* BEGIN RECORDS SUPPLIED *
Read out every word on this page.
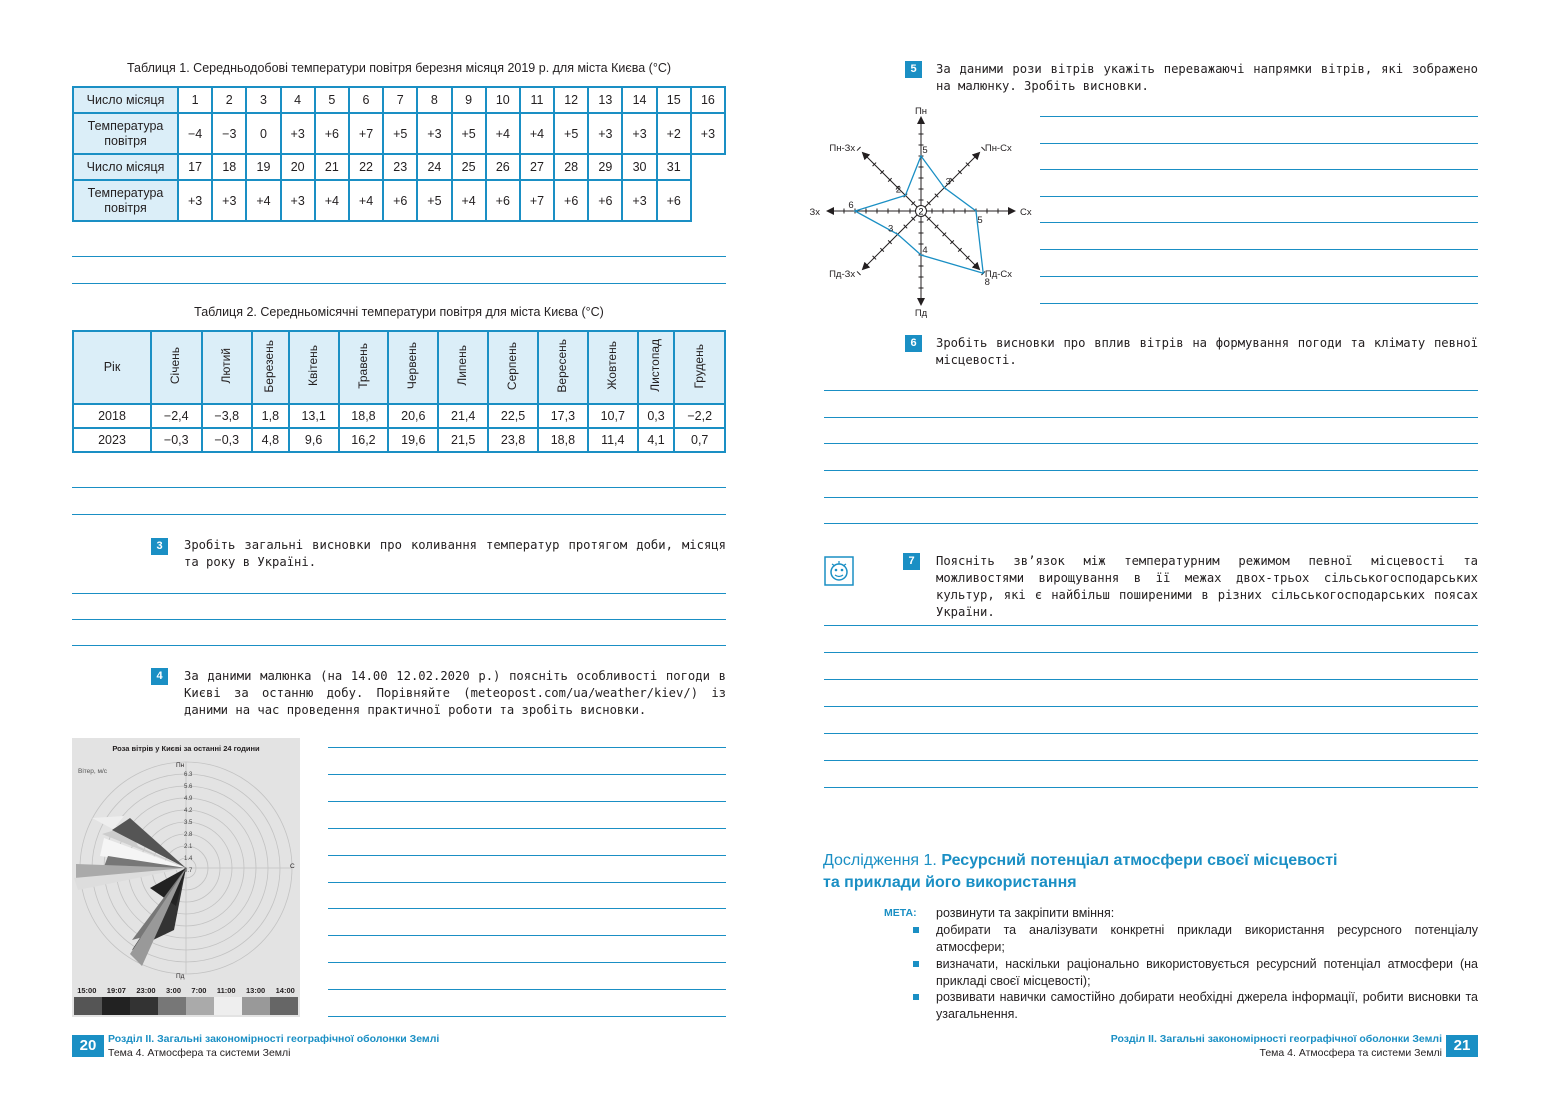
Таблиця 1. Середньодобові температури повітря березня місяця 2019 р. для міста Києва (°С)
Число місяця	1	2	3	4	5	6	7	8	9	10	11	12	13	14	15	16
Температура повітря	−4	−3	0	+3	+6	+7	+5	+3	+5	+4	+4	+5	+3	+3	+2	+3
Число місяця	17	18	19	20	21	22	23	24	25	26	27	28	29	30	31	
Температура повітря	+3	+3	+4	+3	+4	+4	+6	+5	+4	+6	+7	+6	+6	+3	+6	
Таблиця 2. Середньомісячні температури повітря для міста Києва (°С)
Рік	Січень	Лютий	Березень	Квітень	Травень	Червень	Липень	Серпень	Вересень	Жовтень	Листопад	Грудень
2018	−2,4	−3,8	1,8	13,1	18,8	20,6	21,4	22,5	17,3	10,7	0,3	−2,2
2023	−0,3	−0,3	4,8	9,6	16,2	19,6	21,5	23,8	18,8	11,4	4,1	0,7
3	Зробіть загальні висновки про коливання температур протягом доби, місяця та року в Україні.
4	За даними малюнка (на 14.00 12.02.2020 р.) поясніть особливості погоди в Києві за останню добу. Порівняйте (meteopost.com/ua/weather/kiev/) із даними на час проведення практичної роботи та зробіть висновки.
Роза вітрів у Києві за останні 24 години
Вітер, м/с	6.3
5.6
4.9
4.2
3.5
2.8
2.1
1.4
0.7
Пн
Пд
С
15:00 19:07 23:00 3:00 7:00 11:00 13:00 14:00
20	Розділ ІІ. Загальні закономірності географічної оболонки Землі
Тема 4. Атмосфера та системи Землі
5	За даними рози вітрів укажіть переважаючі напрямки вітрів, які зображено на малюнку. Зробіть висновки.
Пн
Пн-Сх
Сх
Пд-Сх
Пд
Пд-Зх
Зх
Пн-Зх	5
3
5
8
4
3
6
2
2
6	Зробіть висновки про вплив вітрів на формування погоди та клімату певної місцевості.
7	Поясніть зв’язок між температурним режимом певної місцевості та можливостями вирощування в її межах двох-трьох сільськогосподарських культур, які є найбільш поширеними в різних сільськогосподарських поясах України.
Дослідження 1. Ресурсний потенціал атмосфери своєї місцевості
та приклади його використання
МЕТА: розвинути та закріпити вміння:
добирати та аналізувати конкретні приклади використання ресурсного потенціалу атмосфери;
визначати, наскільки раціонально використовується ресурсний потенціал атмосфери (на прикладі своєї місцевості);
розвивати навички самостійно добирати необхідні джерела інформації, робити висновки та узагальнення.
Розділ ІІ. Загальні закономірності географічної оболонки Землі
Тема 4. Атмосфера та системи Землі 21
* END RECORDS SUPPLIED *
## WORK INSTRUCTIONS
Read through the data and copy every line where "погоди" shows up.

## RESULT FOR THIS EXERCISE
4	За даними малюнка (на 14.00 12.02.2020 р.) поясніть особливості погоди в Києві за останню добу. Порівняйте (meteopost.com/ua/weather/kiev/) із даними на час проведення практичної роботи та зробіть висновки.
6	Зробіть висновки про вплив вітрів на формування погоди та клімату певної місцевості.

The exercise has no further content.